An exact copy of all the data is required, with pictures left out.
* BEGIN *
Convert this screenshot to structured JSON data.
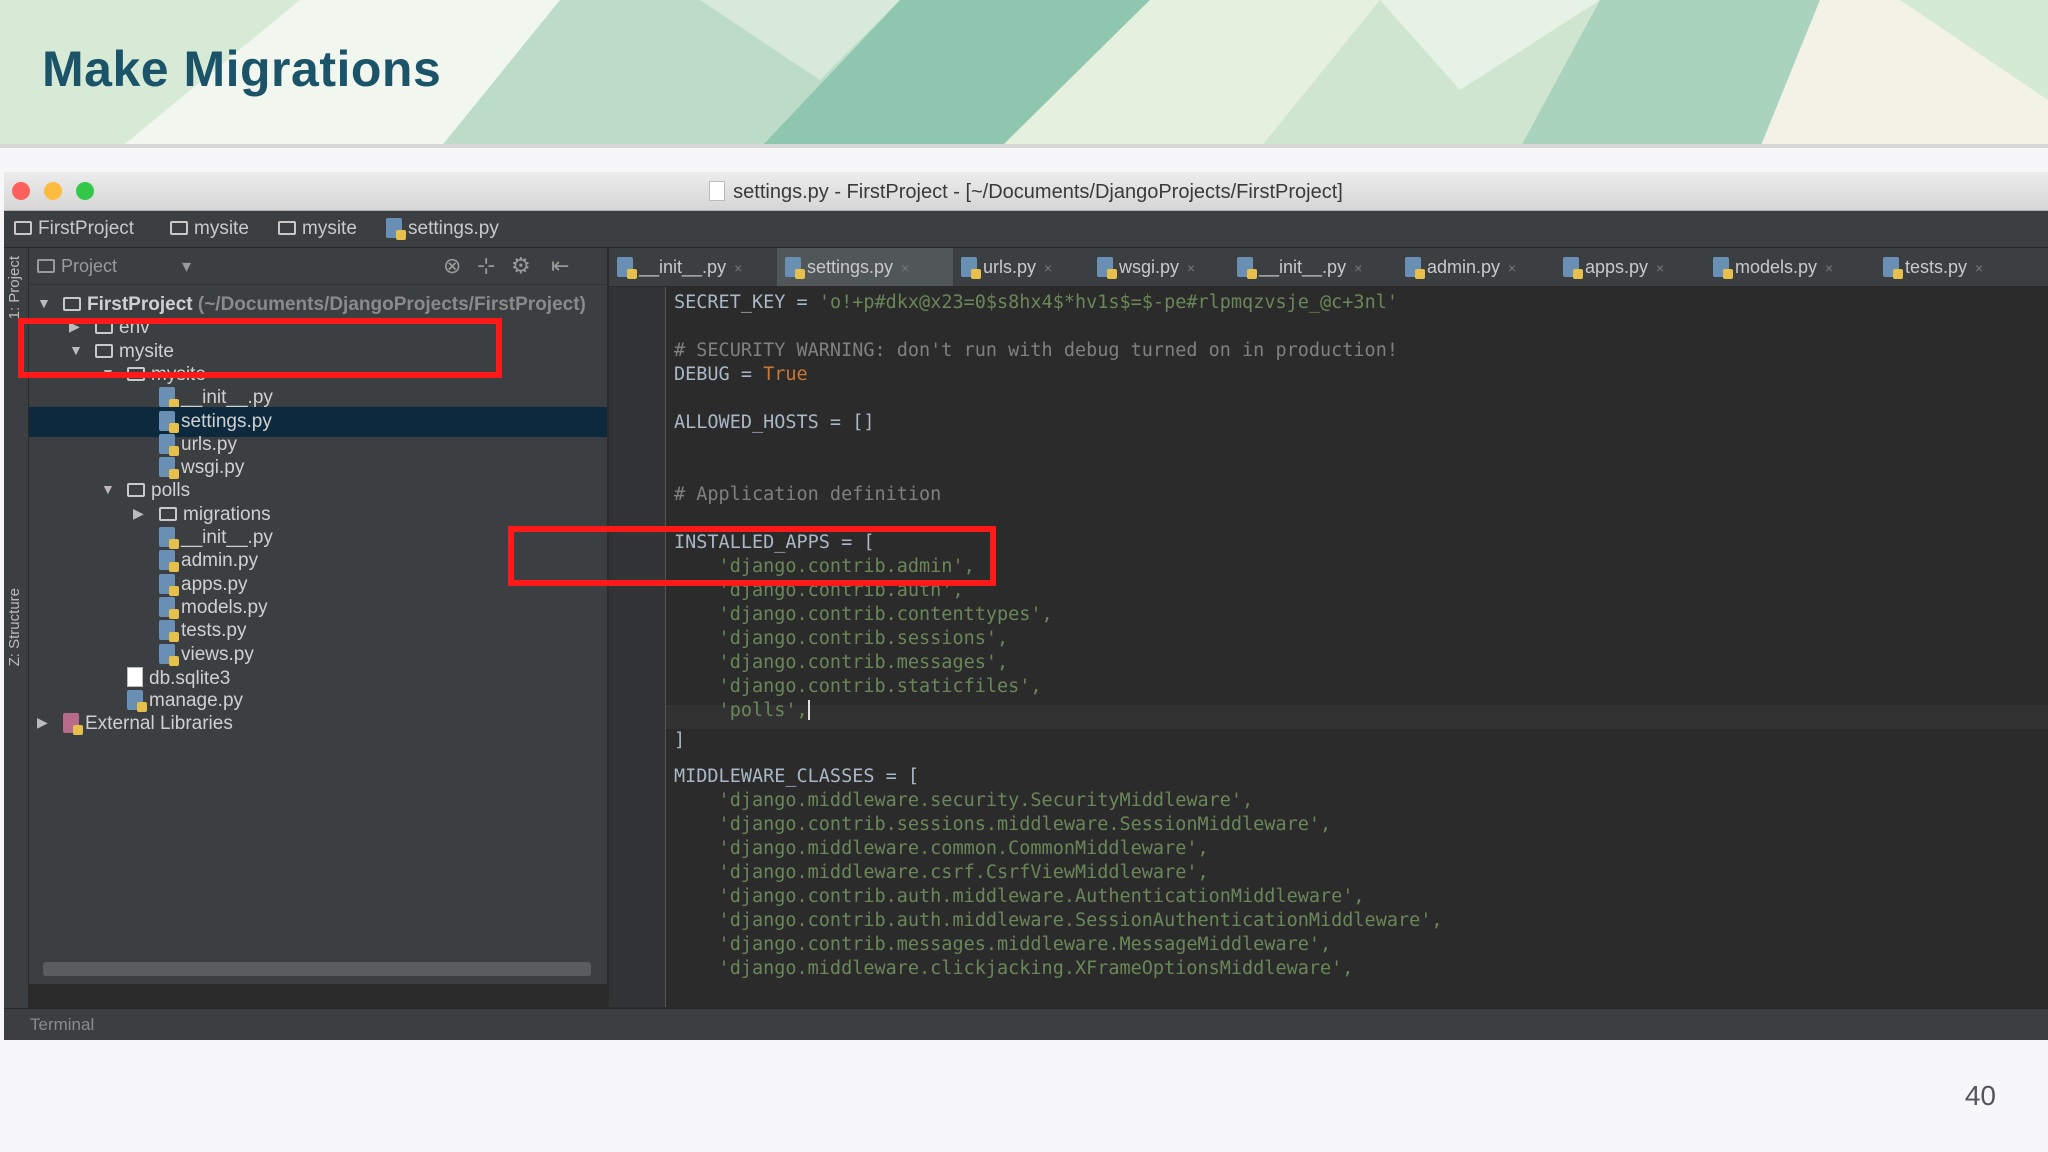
{
  "slide": {
    "title": "Make Migrations",
    "page_number": "40"
  },
  "window": {
    "title": "settings.py - FirstProject - [~/Documents/DjangoProjects/FirstProject]"
  },
  "breadcrumb": [
    "FirstProject",
    "mysite",
    "mysite",
    "settings.py"
  ],
  "side_tabs": {
    "project": "1: Project",
    "structure": "Z: Structure"
  },
  "project_panel": {
    "header_label": "Project",
    "tree": [
      {
        "label": "FirstProject",
        "suffix": "(~/Documents/DjangoProjects/FirstProject)",
        "depth": 0,
        "arrow": "▼",
        "kind": "folder"
      },
      {
        "label": "env",
        "depth": 1,
        "arrow": "▶",
        "kind": "folder"
      },
      {
        "label": "mysite",
        "depth": 1,
        "arrow": "▼",
        "kind": "folder"
      },
      {
        "label": "mysite",
        "depth": 2,
        "arrow": "▼",
        "kind": "folder"
      },
      {
        "label": "__init__.py",
        "depth": 3,
        "kind": "py"
      },
      {
        "label": "settings.py",
        "depth": 3,
        "kind": "py",
        "selected": true
      },
      {
        "label": "urls.py",
        "depth": 3,
        "kind": "py"
      },
      {
        "label": "wsgi.py",
        "depth": 3,
        "kind": "py"
      },
      {
        "label": "polls",
        "depth": 2,
        "arrow": "▼",
        "kind": "folder"
      },
      {
        "label": "migrations",
        "depth": 3,
        "arrow": "▶",
        "kind": "folder"
      },
      {
        "label": "__init__.py",
        "depth": 3,
        "kind": "py"
      },
      {
        "label": "admin.py",
        "depth": 3,
        "kind": "py"
      },
      {
        "label": "apps.py",
        "depth": 3,
        "kind": "py"
      },
      {
        "label": "models.py",
        "depth": 3,
        "kind": "py"
      },
      {
        "label": "tests.py",
        "depth": 3,
        "kind": "py"
      },
      {
        "label": "views.py",
        "depth": 3,
        "kind": "py"
      },
      {
        "label": "db.sqlite3",
        "depth": 2,
        "kind": "file"
      },
      {
        "label": "manage.py",
        "depth": 2,
        "kind": "py"
      },
      {
        "label": "External Libraries",
        "depth": 0,
        "arrow": "▶",
        "kind": "lib"
      }
    ]
  },
  "editor_tabs": [
    "__init__.py",
    "settings.py",
    "urls.py",
    "wsgi.py",
    "__init__.py",
    "admin.py",
    "apps.py",
    "models.py",
    "tests.py"
  ],
  "active_tab": "settings.py",
  "code": {
    "secret_key_name": "SECRET_KEY",
    "secret_key_value": "'o!+p#dkx@x23=0$s8hx4$*hv1s$=$-pe#rlpmqzvsje_@c+3nl'",
    "security_comment": "# SECURITY WARNING: don't run with debug turned on in production!",
    "debug_name": "DEBUG",
    "debug_value": "True",
    "allowed_hosts": "ALLOWED_HOSTS = []",
    "app_def_comment": "# Application definition",
    "installed_apps_open": "INSTALLED_APPS = [",
    "installed_apps": [
      "'django.contrib.admin',",
      "'django.contrib.auth',",
      "'django.contrib.contenttypes',",
      "'django.contrib.sessions',",
      "'django.contrib.messages',",
      "'django.contrib.staticfiles',",
      "'polls',"
    ],
    "close_bracket": "]",
    "middleware_open": "MIDDLEWARE_CLASSES = [",
    "middleware": [
      "'django.middleware.security.SecurityMiddleware',",
      "'django.contrib.sessions.middleware.SessionMiddleware',",
      "'django.middleware.common.CommonMiddleware',",
      "'django.middleware.csrf.CsrfViewMiddleware',",
      "'django.contrib.auth.middleware.AuthenticationMiddleware',",
      "'django.contrib.auth.middleware.SessionAuthenticationMiddleware',",
      "'django.contrib.messages.middleware.MessageMiddleware',",
      "'django.middleware.clickjacking.XFrameOptionsMiddleware',"
    ]
  },
  "bottom_bar": {
    "terminal_label": "Terminal"
  },
  "colors": {
    "highlight": "#ff1a1a",
    "title": "#1b5468"
  }
}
* END *
*REPLY:*
Convert this screenshot to structured JSON data.
{
  "slide": {
    "title": "Make Migrations",
    "page_number": "40"
  },
  "window": {
    "title": "settings.py - FirstProject - [~/Documents/DjangoProjects/FirstProject]"
  },
  "breadcrumb": [
    "FirstProject",
    "mysite",
    "mysite",
    "settings.py"
  ],
  "side_tabs": {
    "project": "1: Project",
    "structure": "Z: Structure"
  },
  "project_panel": {
    "header_label": "Project",
    "tree": [
      {
        "label": "FirstProject",
        "suffix": "(~/Documents/DjangoProjects/FirstProject)",
        "depth": 0,
        "arrow": "▼",
        "kind": "folder"
      },
      {
        "label": "env",
        "depth": 1,
        "arrow": "▶",
        "kind": "folder"
      },
      {
        "label": "mysite",
        "depth": 1,
        "arrow": "▼",
        "kind": "folder"
      },
      {
        "label": "mysite",
        "depth": 2,
        "arrow": "▼",
        "kind": "folder"
      },
      {
        "label": "__init__.py",
        "depth": 3,
        "kind": "py"
      },
      {
        "label": "settings.py",
        "depth": 3,
        "kind": "py",
        "selected": true
      },
      {
        "label": "urls.py",
        "depth": 3,
        "kind": "py"
      },
      {
        "label": "wsgi.py",
        "depth": 3,
        "kind": "py"
      },
      {
        "label": "polls",
        "depth": 2,
        "arrow": "▼",
        "kind": "folder"
      },
      {
        "label": "migrations",
        "depth": 3,
        "arrow": "▶",
        "kind": "folder"
      },
      {
        "label": "__init__.py",
        "depth": 3,
        "kind": "py"
      },
      {
        "label": "admin.py",
        "depth": 3,
        "kind": "py"
      },
      {
        "label": "apps.py",
        "depth": 3,
        "kind": "py"
      },
      {
        "label": "models.py",
        "depth": 3,
        "kind": "py"
      },
      {
        "label": "tests.py",
        "depth": 3,
        "kind": "py"
      },
      {
        "label": "views.py",
        "depth": 3,
        "kind": "py"
      },
      {
        "label": "db.sqlite3",
        "depth": 2,
        "kind": "file"
      },
      {
        "label": "manage.py",
        "depth": 2,
        "kind": "py"
      },
      {
        "label": "External Libraries",
        "depth": 0,
        "arrow": "▶",
        "kind": "lib"
      }
    ]
  },
  "editor_tabs": [
    "__init__.py",
    "settings.py",
    "urls.py",
    "wsgi.py",
    "__init__.py",
    "admin.py",
    "apps.py",
    "models.py",
    "tests.py"
  ],
  "active_tab": "settings.py",
  "code": {
    "secret_key_name": "SECRET_KEY",
    "secret_key_value": "'o!+p#dkx@x23=0$s8hx4$*hv1s$=$-pe#rlpmqzvsje_@c+3nl'",
    "security_comment": "# SECURITY WARNING: don't run with debug turned on in production!",
    "debug_name": "DEBUG",
    "debug_value": "True",
    "allowed_hosts": "ALLOWED_HOSTS = []",
    "app_def_comment": "# Application definition",
    "installed_apps_open": "INSTALLED_APPS = [",
    "installed_apps": [
      "'django.contrib.admin',",
      "'django.contrib.auth',",
      "'django.contrib.contenttypes',",
      "'django.contrib.sessions',",
      "'django.contrib.messages',",
      "'django.contrib.staticfiles',",
      "'polls',"
    ],
    "close_bracket": "]",
    "middleware_open": "MIDDLEWARE_CLASSES = [",
    "middleware": [
      "'django.middleware.security.SecurityMiddleware',",
      "'django.contrib.sessions.middleware.SessionMiddleware',",
      "'django.middleware.common.CommonMiddleware',",
      "'django.middleware.csrf.CsrfViewMiddleware',",
      "'django.contrib.auth.middleware.AuthenticationMiddleware',",
      "'django.contrib.auth.middleware.SessionAuthenticationMiddleware',",
      "'django.contrib.messages.middleware.MessageMiddleware',",
      "'django.middleware.clickjacking.XFrameOptionsMiddleware',"
    ]
  },
  "bottom_bar": {
    "terminal_label": "Terminal"
  },
  "colors": {
    "highlight": "#ff1a1a",
    "title": "#1b5468"
  }
}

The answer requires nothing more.